- _TASK STATEMENT_
Transcribe the entries that follow, word for word.

- _MATERIAL PROVIDED_
* * * * * * * * *
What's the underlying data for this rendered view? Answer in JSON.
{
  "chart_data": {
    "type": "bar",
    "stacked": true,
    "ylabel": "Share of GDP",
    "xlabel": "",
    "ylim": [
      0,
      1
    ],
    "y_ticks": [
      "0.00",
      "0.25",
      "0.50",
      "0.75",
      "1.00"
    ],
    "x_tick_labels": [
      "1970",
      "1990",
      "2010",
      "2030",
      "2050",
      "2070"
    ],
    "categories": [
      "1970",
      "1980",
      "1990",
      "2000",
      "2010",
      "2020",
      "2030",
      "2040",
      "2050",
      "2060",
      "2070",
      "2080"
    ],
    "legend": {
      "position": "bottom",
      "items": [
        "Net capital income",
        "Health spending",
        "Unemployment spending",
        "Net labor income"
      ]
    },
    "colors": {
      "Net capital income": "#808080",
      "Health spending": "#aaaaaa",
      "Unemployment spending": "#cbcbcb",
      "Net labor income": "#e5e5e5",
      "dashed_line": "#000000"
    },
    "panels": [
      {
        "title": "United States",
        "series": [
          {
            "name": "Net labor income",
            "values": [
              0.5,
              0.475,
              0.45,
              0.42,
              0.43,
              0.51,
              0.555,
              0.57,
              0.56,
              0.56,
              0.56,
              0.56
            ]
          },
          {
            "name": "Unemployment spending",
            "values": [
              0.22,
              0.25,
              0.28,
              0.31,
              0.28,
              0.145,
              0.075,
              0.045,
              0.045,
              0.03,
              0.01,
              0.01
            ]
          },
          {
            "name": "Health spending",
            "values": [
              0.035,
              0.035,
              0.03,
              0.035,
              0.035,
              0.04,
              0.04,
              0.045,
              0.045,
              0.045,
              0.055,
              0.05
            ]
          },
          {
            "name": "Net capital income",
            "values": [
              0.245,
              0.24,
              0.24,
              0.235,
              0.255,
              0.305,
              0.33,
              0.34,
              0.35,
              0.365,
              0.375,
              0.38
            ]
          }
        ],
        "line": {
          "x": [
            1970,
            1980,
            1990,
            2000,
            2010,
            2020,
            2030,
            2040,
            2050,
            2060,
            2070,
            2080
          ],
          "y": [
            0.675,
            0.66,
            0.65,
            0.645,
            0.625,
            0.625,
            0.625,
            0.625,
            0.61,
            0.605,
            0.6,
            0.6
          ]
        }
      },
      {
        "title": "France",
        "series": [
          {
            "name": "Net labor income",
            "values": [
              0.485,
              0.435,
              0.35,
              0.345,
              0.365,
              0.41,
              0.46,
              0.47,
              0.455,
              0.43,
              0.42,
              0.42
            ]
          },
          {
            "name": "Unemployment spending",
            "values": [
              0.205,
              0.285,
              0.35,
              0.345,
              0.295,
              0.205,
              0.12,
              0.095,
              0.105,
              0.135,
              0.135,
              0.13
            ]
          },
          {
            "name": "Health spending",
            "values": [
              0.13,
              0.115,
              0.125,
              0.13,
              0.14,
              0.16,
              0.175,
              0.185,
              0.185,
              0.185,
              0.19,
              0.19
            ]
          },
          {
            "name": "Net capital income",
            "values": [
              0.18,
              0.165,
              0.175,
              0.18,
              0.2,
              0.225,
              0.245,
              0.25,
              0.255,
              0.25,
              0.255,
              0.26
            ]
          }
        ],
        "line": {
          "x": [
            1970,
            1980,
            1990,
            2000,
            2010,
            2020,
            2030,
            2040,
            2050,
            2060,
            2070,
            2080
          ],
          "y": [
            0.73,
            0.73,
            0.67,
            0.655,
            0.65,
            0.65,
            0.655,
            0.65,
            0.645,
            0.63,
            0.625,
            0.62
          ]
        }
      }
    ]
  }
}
* * * * * * * * *
- _FINISHED EXERCISE_
What's the underlying data for this rendered view? Answer in JSON.
{
  "chart_data": {
    "type": "bar",
    "stacked": true,
    "ylabel": "Share of GDP",
    "xlabel": "",
    "ylim": [
      0,
      1
    ],
    "y_ticks": [
      "0.00",
      "0.25",
      "0.50",
      "0.75",
      "1.00"
    ],
    "x_tick_labels": [
      "1970",
      "1990",
      "2010",
      "2030",
      "2050",
      "2070"
    ],
    "categories": [
      "1970",
      "1980",
      "1990",
      "2000",
      "2010",
      "2020",
      "2030",
      "2040",
      "2050",
      "2060",
      "2070",
      "2080"
    ],
    "legend": {
      "position": "bottom",
      "items": [
        "Net capital income",
        "Health spending",
        "Unemployment spending",
        "Net labor income"
      ]
    },
    "colors": {
      "Net capital income": "#808080",
      "Health spending": "#aaaaaa",
      "Unemployment spending": "#cbcbcb",
      "Net labor income": "#e5e5e5",
      "dashed_line": "#000000"
    },
    "panels": [
      {
        "title": "United States",
        "series": [
          {
            "name": "Net labor income",
            "values": [
              0.5,
              0.475,
              0.45,
              0.42,
              0.43,
              0.51,
              0.555,
              0.57,
              0.56,
              0.56,
              0.56,
              0.56
            ]
          },
          {
            "name": "Unemployment spending",
            "values": [
              0.22,
              0.25,
              0.28,
              0.31,
              0.28,
              0.145,
              0.075,
              0.045,
              0.045,
              0.03,
              0.01,
              0.01
            ]
          },
          {
            "name": "Health spending",
            "values": [
              0.035,
              0.035,
              0.03,
              0.035,
              0.035,
              0.04,
              0.04,
              0.045,
              0.045,
              0.045,
              0.055,
              0.05
            ]
          },
          {
            "name": "Net capital income",
            "values": [
              0.245,
              0.24,
              0.24,
              0.235,
              0.255,
              0.305,
              0.33,
              0.34,
              0.35,
              0.365,
              0.375,
              0.38
            ]
          }
        ],
        "line": {
          "x": [
            1970,
            1980,
            1990,
            2000,
            2010,
            2020,
            2030,
            2040,
            2050,
            2060,
            2070,
            2080
          ],
          "y": [
            0.675,
            0.66,
            0.65,
            0.645,
            0.625,
            0.625,
            0.625,
            0.625,
            0.61,
            0.605,
            0.6,
            0.6
          ]
        }
      },
      {
        "title": "France",
        "series": [
          {
            "name": "Net labor income",
            "values": [
              0.485,
              0.435,
              0.35,
              0.345,
              0.365,
              0.41,
              0.46,
              0.47,
              0.455,
              0.43,
              0.42,
              0.42
            ]
          },
          {
            "name": "Unemployment spending",
            "values": [
              0.205,
              0.285,
              0.35,
              0.345,
              0.295,
              0.205,
              0.12,
              0.095,
              0.105,
              0.135,
              0.135,
              0.13
            ]
          },
          {
            "name": "Health spending",
            "values": [
              0.13,
              0.115,
              0.125,
              0.13,
              0.14,
              0.16,
              0.175,
              0.185,
              0.185,
              0.185,
              0.19,
              0.19
            ]
          },
          {
            "name": "Net capital income",
            "values": [
              0.18,
              0.165,
              0.175,
              0.18,
              0.2,
              0.225,
              0.245,
              0.25,
              0.255,
              0.25,
              0.255,
              0.26
            ]
          }
        ],
        "line": {
          "x": [
            1970,
            1980,
            1990,
            2000,
            2010,
            2020,
            2030,
            2040,
            2050,
            2060,
            2070,
            2080
          ],
          "y": [
            0.73,
            0.73,
            0.67,
            0.655,
            0.65,
            0.65,
            0.655,
            0.65,
            0.645,
            0.63,
            0.625,
            0.62
          ]
        }
      }
    ]
  }
}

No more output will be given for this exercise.